• _Short exercise_:
Quote all of the data that follows exactly as written, skipping the images.

• _Source records_:
____________

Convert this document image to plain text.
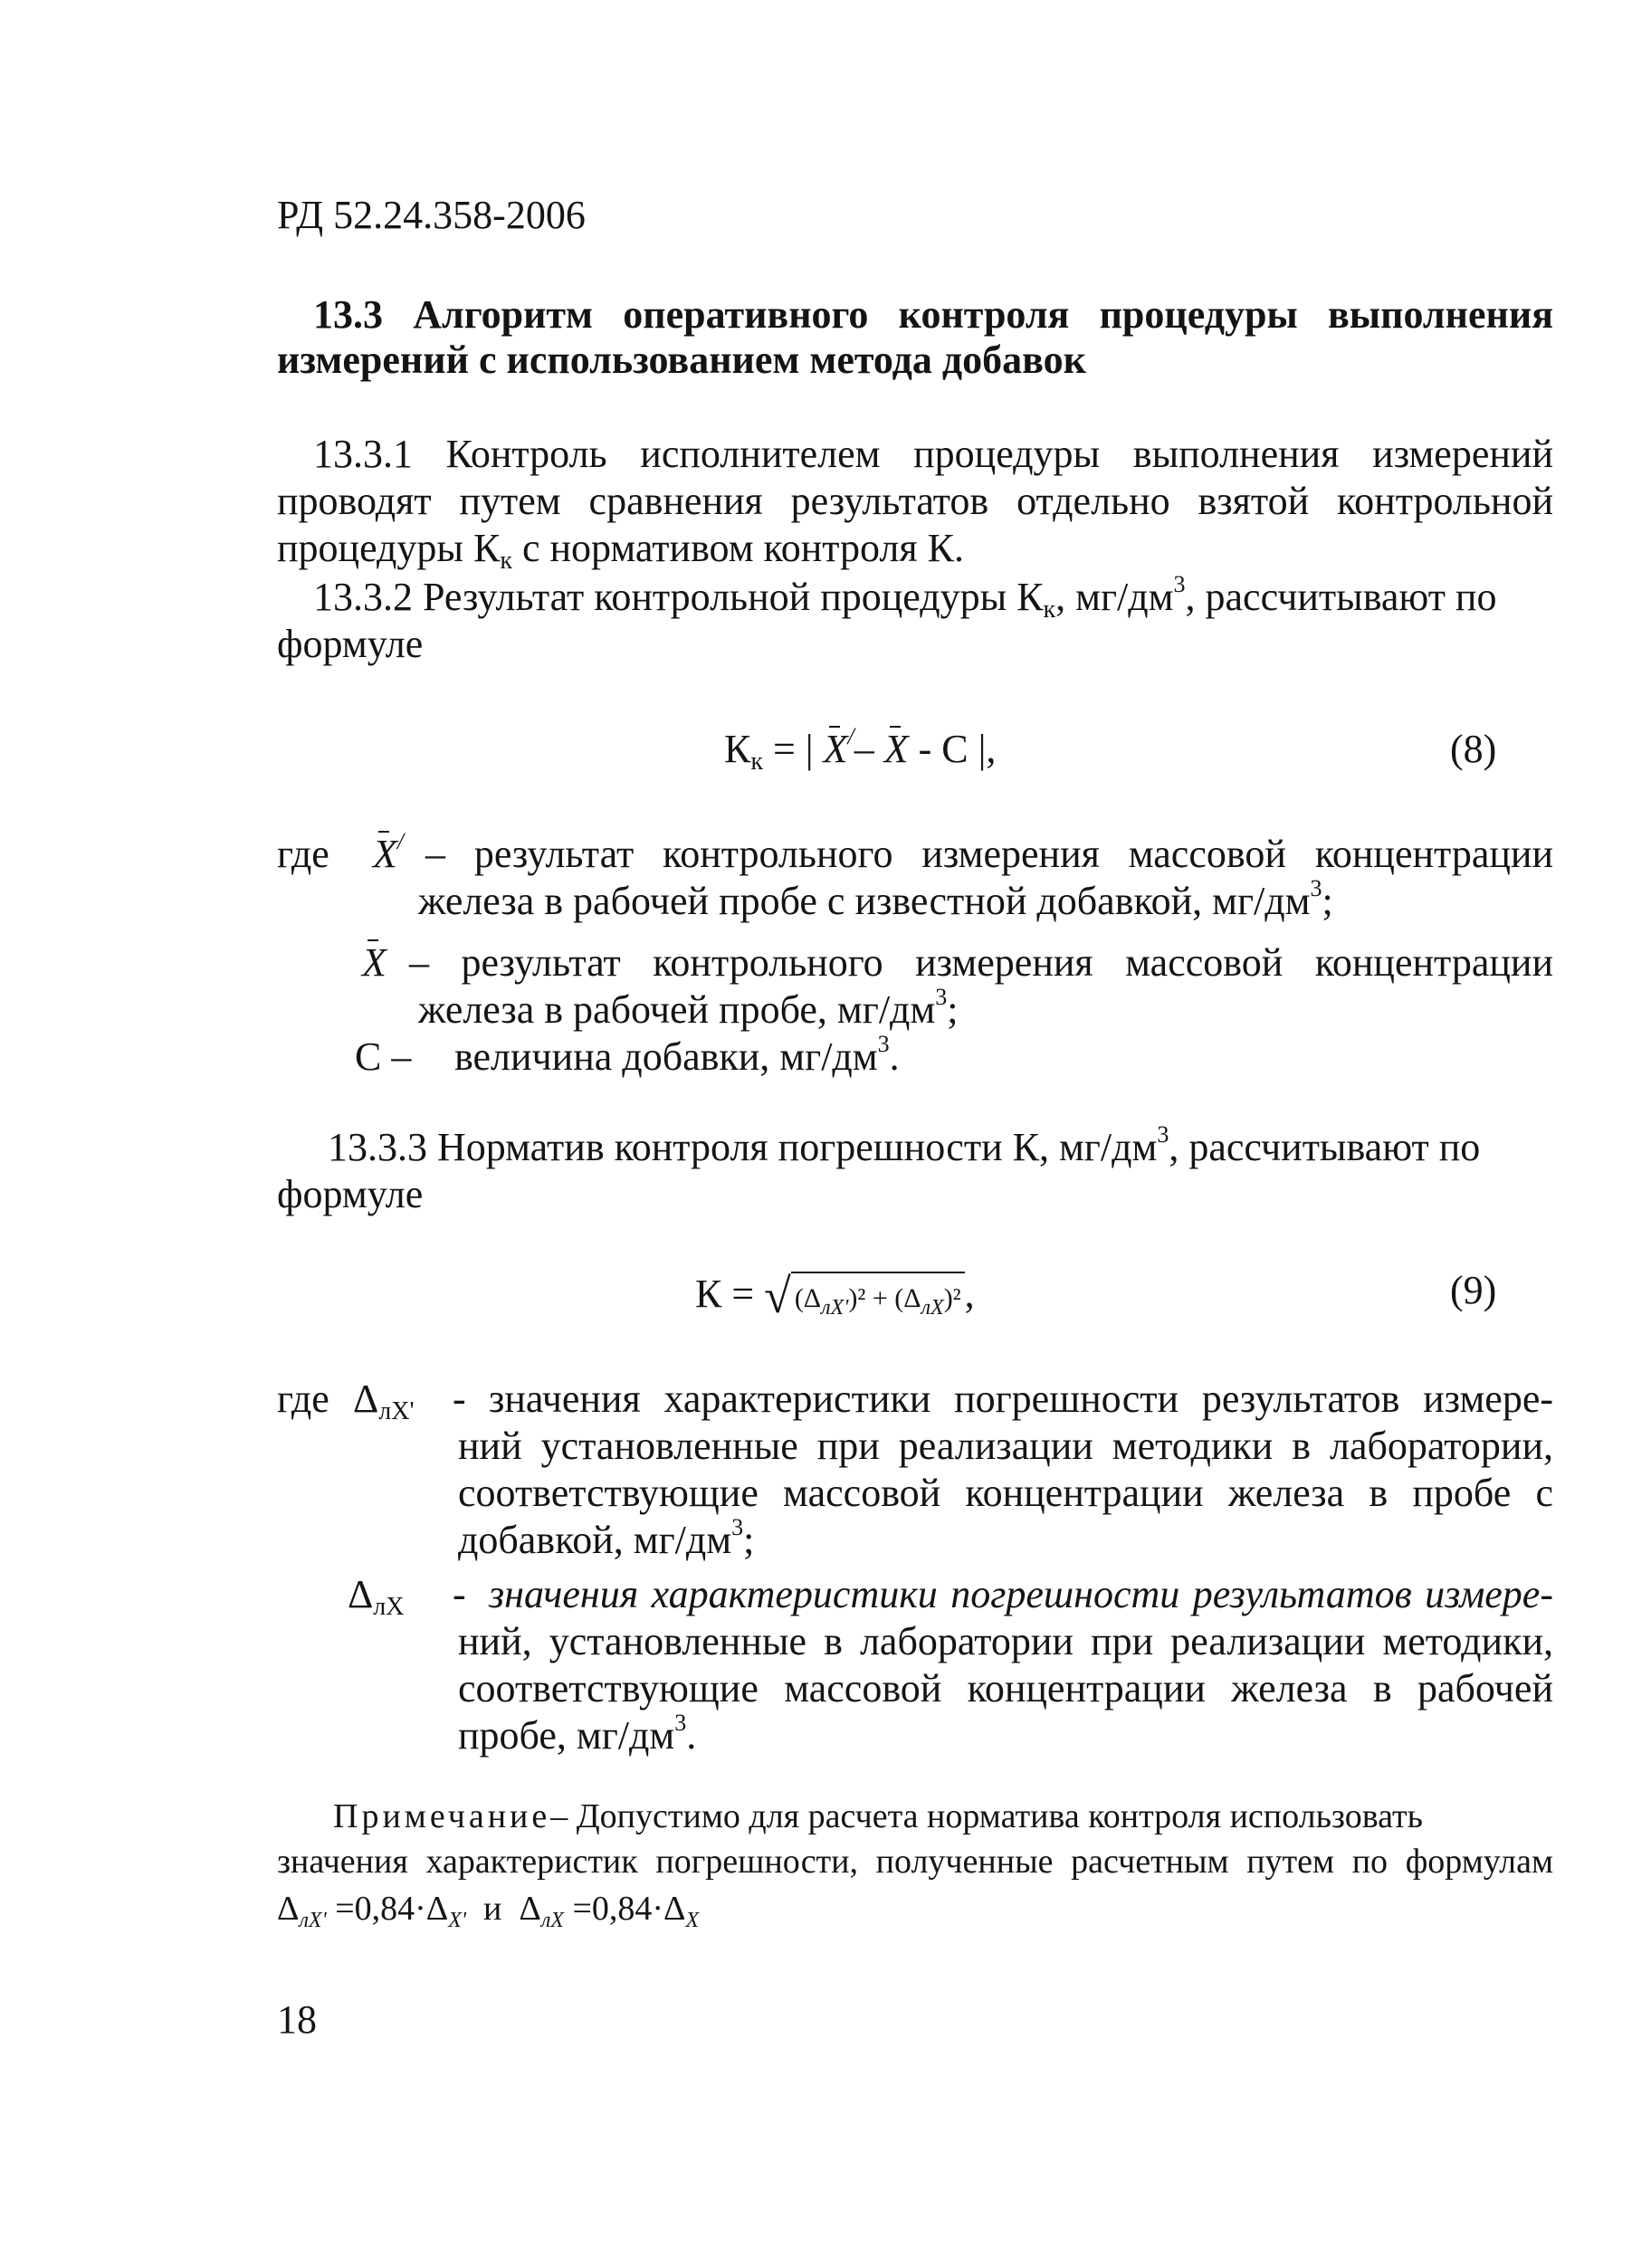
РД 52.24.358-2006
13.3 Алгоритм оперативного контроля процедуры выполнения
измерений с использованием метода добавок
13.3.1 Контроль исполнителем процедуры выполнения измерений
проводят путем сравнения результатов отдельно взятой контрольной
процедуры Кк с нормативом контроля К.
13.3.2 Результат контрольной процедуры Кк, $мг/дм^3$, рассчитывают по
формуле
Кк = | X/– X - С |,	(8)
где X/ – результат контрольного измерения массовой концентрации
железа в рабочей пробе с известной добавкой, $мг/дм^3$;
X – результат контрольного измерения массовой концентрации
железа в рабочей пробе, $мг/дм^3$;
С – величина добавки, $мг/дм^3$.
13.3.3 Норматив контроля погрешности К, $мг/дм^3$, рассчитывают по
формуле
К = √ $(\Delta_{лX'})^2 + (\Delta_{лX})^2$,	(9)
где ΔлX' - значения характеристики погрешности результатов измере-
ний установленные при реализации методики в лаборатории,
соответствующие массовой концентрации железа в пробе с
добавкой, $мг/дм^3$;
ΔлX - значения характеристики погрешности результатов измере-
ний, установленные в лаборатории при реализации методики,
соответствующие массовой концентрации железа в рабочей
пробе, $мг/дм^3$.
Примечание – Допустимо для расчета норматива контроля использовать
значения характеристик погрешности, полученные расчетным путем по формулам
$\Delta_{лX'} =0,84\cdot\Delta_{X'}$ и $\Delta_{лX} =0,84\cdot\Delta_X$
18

____________

• _Completed exercise_:
Convert this document image to plain text.
РД 52.24.358-2006
13.3 Алгоритм оперативного контроля процедуры выполнения
измерений с использованием метода добавок
13.3.1 Контроль исполнителем процедуры выполнения измерений
проводят путем сравнения результатов отдельно взятой контрольной
процедуры Кк с нормативом контроля К.
13.3.2 Результат контрольной процедуры Кк, $мг/дм^3$, рассчитывают по
формуле
Кк = | X/– X - С |,	(8)
где X/ – результат контрольного измерения массовой концентрации
железа в рабочей пробе с известной добавкой, $мг/дм^3$;
X – результат контрольного измерения массовой концентрации
железа в рабочей пробе, $мг/дм^3$;
С – величина добавки, $мг/дм^3$.
13.3.3 Норматив контроля погрешности К, $мг/дм^3$, рассчитывают по
формуле
К = √ $(\Delta_{лX'})^2 + (\Delta_{лX})^2$,	(9)
где ΔлX' - значения характеристики погрешности результатов измере-
ний установленные при реализации методики в лаборатории,
соответствующие массовой концентрации железа в пробе с
добавкой, $мг/дм^3$;
ΔлX - значения характеристики погрешности результатов измере-
ний, установленные в лаборатории при реализации методики,
соответствующие массовой концентрации железа в рабочей
пробе, $мг/дм^3$.
Примечание – Допустимо для расчета норматива контроля использовать
значения характеристик погрешности, полученные расчетным путем по формулам
$\Delta_{лX'} =0,84\cdot\Delta_{X'}$ и $\Delta_{лX} =0,84\cdot\Delta_X$
18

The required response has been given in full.